◆ **Task brief**
In the listing that follows, count each line where the word "color" appears; write nothing but the count.

◆ **Data shown**
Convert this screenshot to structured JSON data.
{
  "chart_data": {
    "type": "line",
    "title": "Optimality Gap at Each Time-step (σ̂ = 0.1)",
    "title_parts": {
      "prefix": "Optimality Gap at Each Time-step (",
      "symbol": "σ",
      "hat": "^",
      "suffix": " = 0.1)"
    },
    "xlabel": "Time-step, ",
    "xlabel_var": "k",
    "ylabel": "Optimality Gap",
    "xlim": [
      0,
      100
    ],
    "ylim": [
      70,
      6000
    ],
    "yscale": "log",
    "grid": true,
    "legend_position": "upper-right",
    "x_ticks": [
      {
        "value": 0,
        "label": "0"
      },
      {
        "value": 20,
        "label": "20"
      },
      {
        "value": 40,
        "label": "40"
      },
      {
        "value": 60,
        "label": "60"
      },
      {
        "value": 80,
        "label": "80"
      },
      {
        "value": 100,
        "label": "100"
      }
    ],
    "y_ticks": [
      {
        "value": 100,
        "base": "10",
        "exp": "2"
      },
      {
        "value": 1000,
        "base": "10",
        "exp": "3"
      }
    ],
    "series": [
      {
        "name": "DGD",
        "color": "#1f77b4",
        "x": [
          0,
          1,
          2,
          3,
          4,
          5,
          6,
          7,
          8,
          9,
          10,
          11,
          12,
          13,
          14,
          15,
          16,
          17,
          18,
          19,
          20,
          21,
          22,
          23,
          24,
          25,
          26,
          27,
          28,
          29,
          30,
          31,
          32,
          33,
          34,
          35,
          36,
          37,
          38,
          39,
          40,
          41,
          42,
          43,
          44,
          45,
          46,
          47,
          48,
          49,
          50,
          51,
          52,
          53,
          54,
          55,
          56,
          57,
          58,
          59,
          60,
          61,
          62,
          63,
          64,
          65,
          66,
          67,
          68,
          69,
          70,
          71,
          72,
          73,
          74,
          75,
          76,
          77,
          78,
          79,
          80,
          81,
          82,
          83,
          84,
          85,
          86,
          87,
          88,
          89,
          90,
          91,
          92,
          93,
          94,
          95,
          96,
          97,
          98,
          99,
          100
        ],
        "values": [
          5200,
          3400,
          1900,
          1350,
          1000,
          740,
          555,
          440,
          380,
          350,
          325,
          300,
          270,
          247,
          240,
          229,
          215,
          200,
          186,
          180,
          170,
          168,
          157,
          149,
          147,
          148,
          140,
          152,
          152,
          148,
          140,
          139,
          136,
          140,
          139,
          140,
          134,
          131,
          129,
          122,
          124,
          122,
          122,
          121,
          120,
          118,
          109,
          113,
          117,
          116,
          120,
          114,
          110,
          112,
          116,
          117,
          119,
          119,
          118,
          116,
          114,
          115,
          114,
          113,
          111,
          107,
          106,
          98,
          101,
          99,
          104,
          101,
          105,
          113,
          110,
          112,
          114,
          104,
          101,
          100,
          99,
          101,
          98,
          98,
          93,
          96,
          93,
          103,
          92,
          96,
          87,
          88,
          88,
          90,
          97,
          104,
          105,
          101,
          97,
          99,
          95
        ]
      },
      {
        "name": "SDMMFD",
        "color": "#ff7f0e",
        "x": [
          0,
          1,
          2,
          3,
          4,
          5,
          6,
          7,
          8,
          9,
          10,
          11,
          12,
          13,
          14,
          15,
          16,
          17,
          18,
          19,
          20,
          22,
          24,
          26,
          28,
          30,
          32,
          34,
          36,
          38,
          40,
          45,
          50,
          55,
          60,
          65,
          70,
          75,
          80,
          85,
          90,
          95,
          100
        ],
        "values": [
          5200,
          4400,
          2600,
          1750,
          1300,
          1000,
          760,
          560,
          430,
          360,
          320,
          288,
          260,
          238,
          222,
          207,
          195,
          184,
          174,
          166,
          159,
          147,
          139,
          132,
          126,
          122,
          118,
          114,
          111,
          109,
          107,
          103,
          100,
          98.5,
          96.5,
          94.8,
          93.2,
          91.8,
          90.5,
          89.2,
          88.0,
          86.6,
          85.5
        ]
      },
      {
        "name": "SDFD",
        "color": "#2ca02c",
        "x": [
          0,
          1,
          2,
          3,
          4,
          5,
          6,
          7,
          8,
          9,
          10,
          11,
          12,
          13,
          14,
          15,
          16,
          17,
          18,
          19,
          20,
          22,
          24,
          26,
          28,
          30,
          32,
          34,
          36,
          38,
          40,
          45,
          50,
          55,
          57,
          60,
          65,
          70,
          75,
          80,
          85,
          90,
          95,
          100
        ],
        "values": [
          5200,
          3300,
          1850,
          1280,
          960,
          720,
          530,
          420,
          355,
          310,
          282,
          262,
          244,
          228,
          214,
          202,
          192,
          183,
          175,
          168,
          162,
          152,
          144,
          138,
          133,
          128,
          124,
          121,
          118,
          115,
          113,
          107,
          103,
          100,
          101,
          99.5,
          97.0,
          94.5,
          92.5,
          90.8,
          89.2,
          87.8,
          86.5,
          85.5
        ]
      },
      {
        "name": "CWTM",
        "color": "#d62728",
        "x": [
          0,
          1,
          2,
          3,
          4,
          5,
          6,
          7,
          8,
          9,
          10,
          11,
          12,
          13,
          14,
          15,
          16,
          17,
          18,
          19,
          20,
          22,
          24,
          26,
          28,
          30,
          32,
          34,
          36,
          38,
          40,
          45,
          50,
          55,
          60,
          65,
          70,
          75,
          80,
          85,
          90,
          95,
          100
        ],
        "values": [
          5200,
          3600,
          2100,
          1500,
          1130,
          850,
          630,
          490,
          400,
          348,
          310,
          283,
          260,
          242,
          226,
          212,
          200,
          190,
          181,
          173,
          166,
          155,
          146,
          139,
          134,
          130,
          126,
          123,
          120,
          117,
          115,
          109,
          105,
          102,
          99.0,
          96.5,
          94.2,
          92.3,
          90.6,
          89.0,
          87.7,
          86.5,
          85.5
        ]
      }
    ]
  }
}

◆ **Answer in full**
4